The exercise -> Find how many lines contain the word "name" and state that number alone.

** start **

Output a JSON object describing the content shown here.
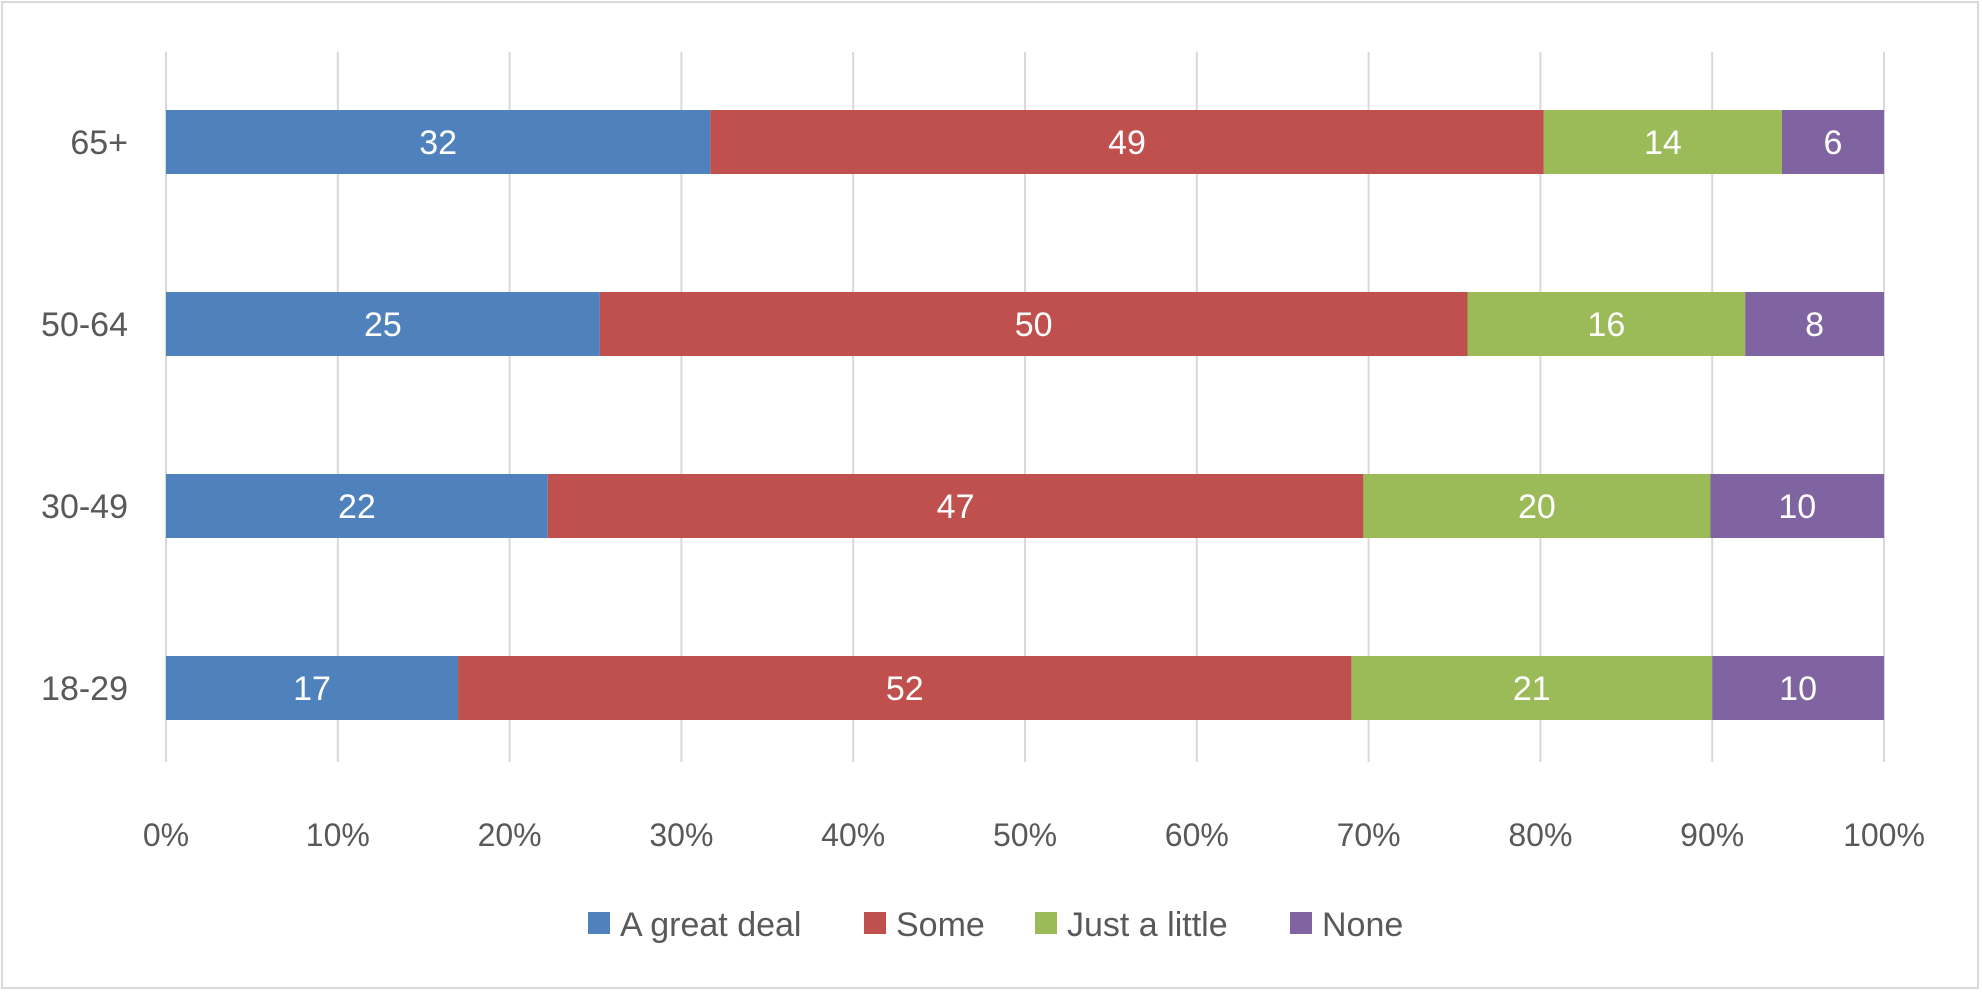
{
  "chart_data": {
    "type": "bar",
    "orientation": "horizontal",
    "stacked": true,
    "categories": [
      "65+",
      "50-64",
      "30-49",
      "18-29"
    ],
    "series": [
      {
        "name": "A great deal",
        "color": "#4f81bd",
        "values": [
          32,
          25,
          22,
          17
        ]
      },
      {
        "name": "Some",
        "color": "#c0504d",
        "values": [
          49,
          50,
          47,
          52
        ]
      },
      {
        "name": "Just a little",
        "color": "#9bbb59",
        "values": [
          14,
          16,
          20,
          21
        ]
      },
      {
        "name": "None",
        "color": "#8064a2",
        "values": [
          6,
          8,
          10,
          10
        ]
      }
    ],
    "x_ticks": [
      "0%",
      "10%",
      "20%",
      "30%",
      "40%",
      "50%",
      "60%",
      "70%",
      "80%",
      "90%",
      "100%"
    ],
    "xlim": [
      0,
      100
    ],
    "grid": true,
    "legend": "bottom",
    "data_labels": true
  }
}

** end **

Answer to the exercise -> 4